The exercise: Repeat every line of the data exactly, but not the pictures.

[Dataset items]

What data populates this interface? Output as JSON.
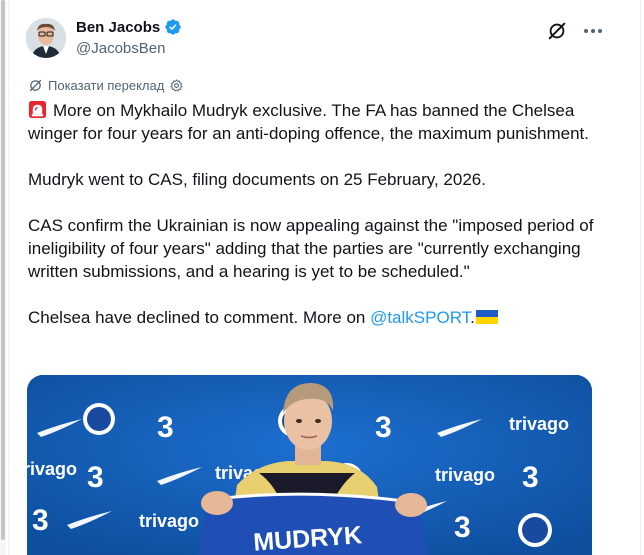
{
  "author": {
    "name": "Ben Jacobs",
    "handle": "@JacobsBen",
    "verified": true
  },
  "colors": {
    "accent": "#1d9bf0",
    "text": "#0f1419",
    "secondary": "#536471",
    "media_background": "#1460b8"
  },
  "translate": {
    "label": "Показати переклад"
  },
  "tweet": {
    "paragraph1": "More on Mykhailo Mudryk exclusive. The FA has banned the Chelsea winger for four years for an anti-doping offence, the maximum punishment.",
    "paragraph2": "Mudryk went to CAS, filing documents on 25 February, 2026.",
    "paragraph3": "CAS confirm the Ukrainian is now appealing against the \"imposed period of ineligibility of four years\" adding that the parties are \"currently exchanging written submissions, and a hearing is yet to be scheduled.\"",
    "paragraph4_prefix": "Chelsea have declined to comment. More on ",
    "mention": "@talkSPORT",
    "paragraph4_suffix": "."
  },
  "icons": {
    "leading_emoji": "siren-emoji",
    "trailing_emoji": "ukraine-flag-emoji",
    "header_actions": [
      "grok-icon",
      "more-icon"
    ],
    "translate_icons": [
      "translate-icon",
      "settings-icon"
    ]
  },
  "media": {
    "sponsor_text": "trivago",
    "shirt_text": "MUDRYK"
  }
}
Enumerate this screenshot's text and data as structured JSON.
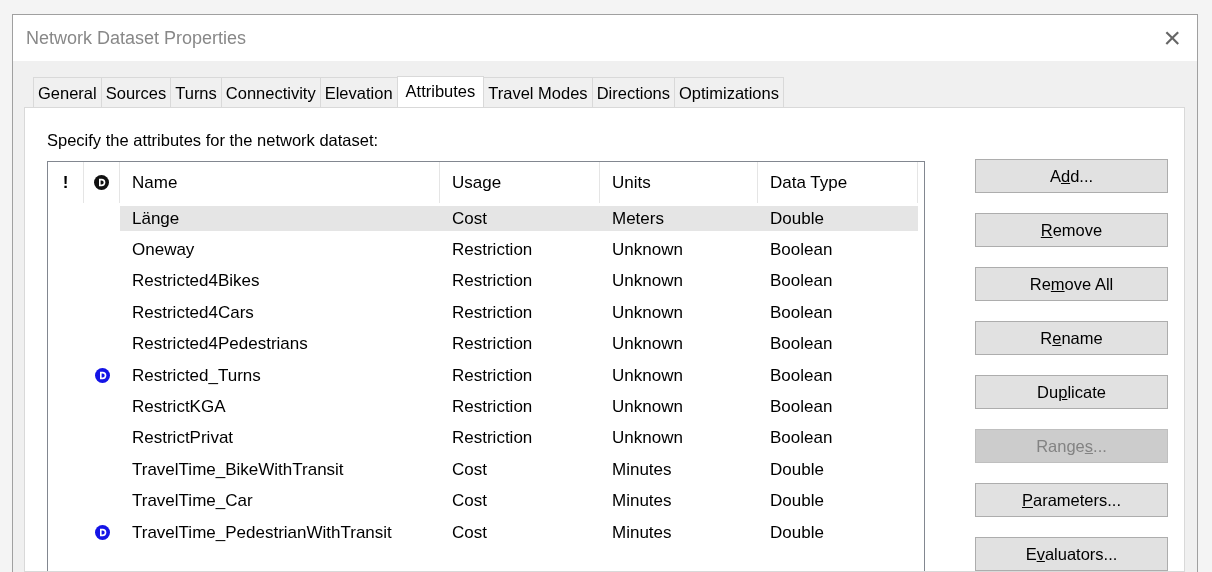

Exercise output:
What data populates this interface? Output as JSON.
{
  "author": {
    "name": "Ben Jacobs",
    "handle": "@JacobsBen",
    "verified": true
  },
  "colors": {
    "accent": "#1d9bf0",
    "text": "#0f1419",
    "secondary": "#536471",
    "media_background": "#1460b8"
  },
  "translate": {
    "label": "Показати переклад"
  },
  "tweet": {
    "paragraph1": "More on Mykhailo Mudryk exclusive. The FA has banned the Chelsea winger for four years for an anti-doping offence, the maximum punishment.",
    "paragraph2": "Mudryk went to CAS, filing documents on 25 February, 2026.",
    "paragraph3": "CAS confirm the Ukrainian is now appealing against the \"imposed period of ineligibility of four years\" adding that the parties are \"currently exchanging written submissions, and a hearing is yet to be scheduled.\"",
    "paragraph4_prefix": "Chelsea have declined to comment. More on ",
    "mention": "@talkSPORT",
    "paragraph4_suffix": "."
  },
  "icons": {
    "leading_emoji": "siren-emoji",
    "trailing_emoji": "ukraine-flag-emoji",
    "header_actions": [
      "grok-icon",
      "more-icon"
    ],
    "translate_icons": [
      "translate-icon",
      "settings-icon"
    ]
  },
  "media": {
    "sponsor_text": "trivago",
    "shirt_text": "MUDRYK"
  }
}
Enumerate this screenshot's text and data as structured JSON.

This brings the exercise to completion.